Only lines holding the word "data" should be copied from the material.

## [Recorded information]
** begin **

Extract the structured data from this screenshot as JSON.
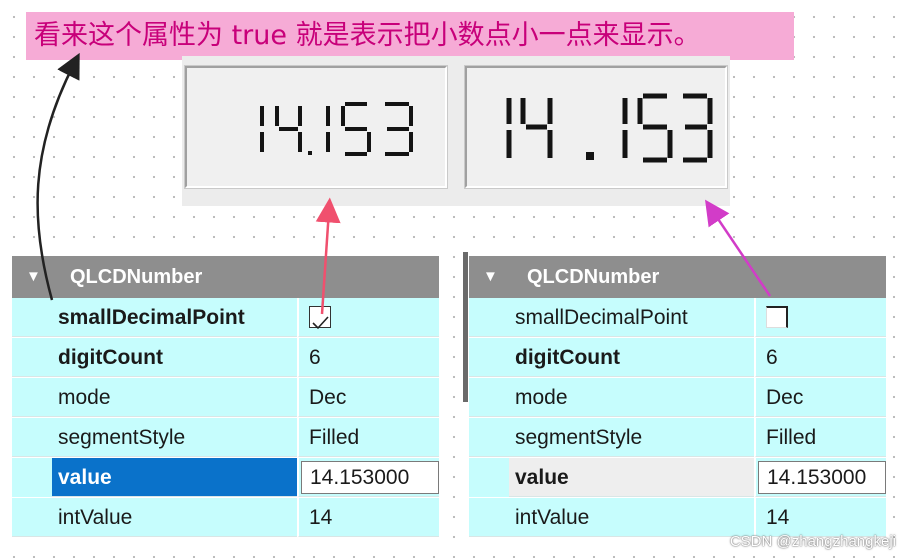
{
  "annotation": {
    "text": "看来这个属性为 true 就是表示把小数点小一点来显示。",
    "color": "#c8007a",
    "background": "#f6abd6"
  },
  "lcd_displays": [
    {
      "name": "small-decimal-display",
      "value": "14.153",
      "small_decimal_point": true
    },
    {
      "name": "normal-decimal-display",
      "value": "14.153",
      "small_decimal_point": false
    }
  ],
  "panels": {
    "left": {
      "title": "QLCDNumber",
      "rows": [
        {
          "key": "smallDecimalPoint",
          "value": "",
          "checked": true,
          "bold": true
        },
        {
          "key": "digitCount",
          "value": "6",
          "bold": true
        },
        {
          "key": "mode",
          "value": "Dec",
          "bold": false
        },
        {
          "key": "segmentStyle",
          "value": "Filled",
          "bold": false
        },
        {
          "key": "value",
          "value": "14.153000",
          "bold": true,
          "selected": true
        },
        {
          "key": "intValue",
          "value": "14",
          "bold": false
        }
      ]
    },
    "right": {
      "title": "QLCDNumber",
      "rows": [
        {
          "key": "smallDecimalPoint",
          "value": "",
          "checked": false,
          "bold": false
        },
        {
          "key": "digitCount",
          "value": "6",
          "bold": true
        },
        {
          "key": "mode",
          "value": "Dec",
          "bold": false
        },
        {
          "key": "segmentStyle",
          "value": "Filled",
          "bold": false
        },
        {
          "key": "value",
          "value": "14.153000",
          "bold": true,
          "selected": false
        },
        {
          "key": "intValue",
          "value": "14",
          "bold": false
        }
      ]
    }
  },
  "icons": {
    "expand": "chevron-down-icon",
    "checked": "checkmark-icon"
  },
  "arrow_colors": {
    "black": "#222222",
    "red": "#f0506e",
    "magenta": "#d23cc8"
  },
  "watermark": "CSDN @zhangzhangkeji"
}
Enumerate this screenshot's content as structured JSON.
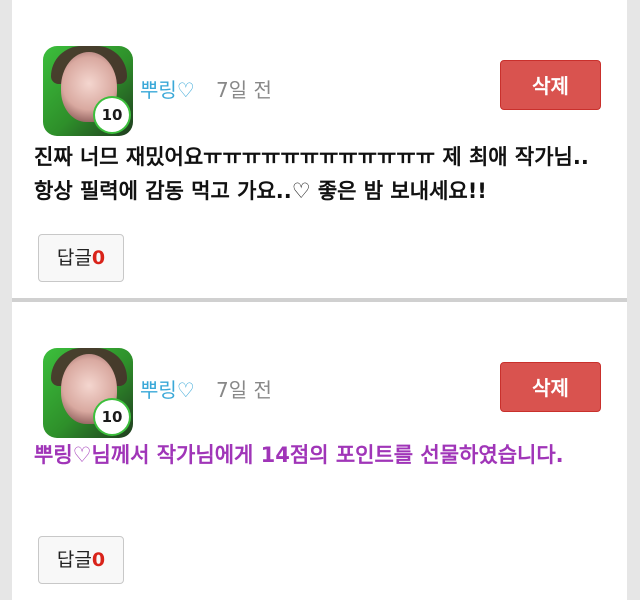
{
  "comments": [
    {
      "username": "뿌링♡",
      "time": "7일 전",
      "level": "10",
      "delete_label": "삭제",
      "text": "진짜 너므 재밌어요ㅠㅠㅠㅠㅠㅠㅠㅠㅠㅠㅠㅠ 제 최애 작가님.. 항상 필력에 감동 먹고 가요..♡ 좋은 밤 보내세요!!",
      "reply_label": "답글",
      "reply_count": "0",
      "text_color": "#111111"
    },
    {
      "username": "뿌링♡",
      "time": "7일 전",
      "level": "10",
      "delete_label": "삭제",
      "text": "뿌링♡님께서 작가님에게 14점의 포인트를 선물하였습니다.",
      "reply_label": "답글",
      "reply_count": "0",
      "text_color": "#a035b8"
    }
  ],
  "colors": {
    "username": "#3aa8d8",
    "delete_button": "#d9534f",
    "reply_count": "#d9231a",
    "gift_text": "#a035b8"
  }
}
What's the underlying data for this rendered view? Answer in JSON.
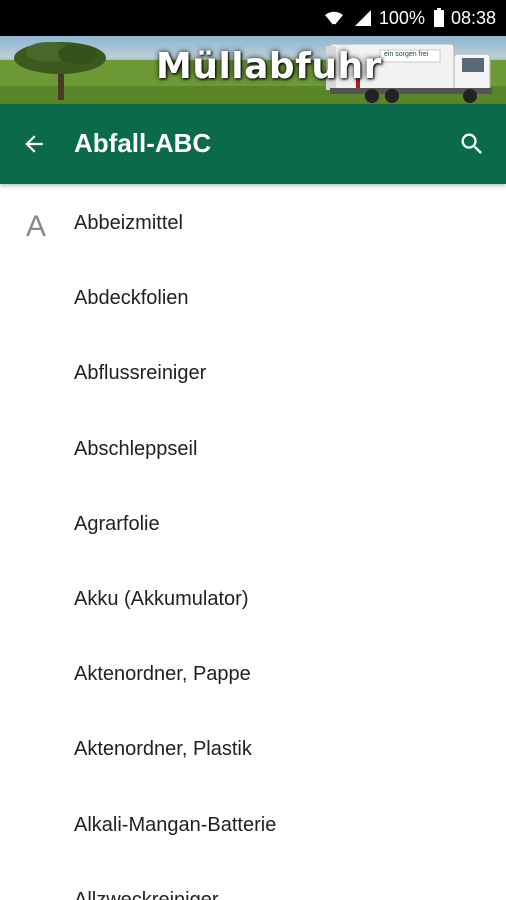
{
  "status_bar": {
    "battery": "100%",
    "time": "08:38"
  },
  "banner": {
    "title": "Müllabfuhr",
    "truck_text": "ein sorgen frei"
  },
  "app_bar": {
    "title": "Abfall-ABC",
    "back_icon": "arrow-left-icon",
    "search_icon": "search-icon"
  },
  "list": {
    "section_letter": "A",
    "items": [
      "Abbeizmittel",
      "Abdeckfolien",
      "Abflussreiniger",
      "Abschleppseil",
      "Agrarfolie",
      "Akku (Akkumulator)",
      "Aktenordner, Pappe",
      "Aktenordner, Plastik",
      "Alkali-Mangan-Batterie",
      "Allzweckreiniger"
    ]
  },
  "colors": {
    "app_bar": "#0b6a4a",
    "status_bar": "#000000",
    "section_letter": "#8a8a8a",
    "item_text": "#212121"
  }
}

** end **

## [Answer to this task]
Extract the structured data from this screenshot as JSON.
What's the underlying data for this rendered view? Answer in JSON.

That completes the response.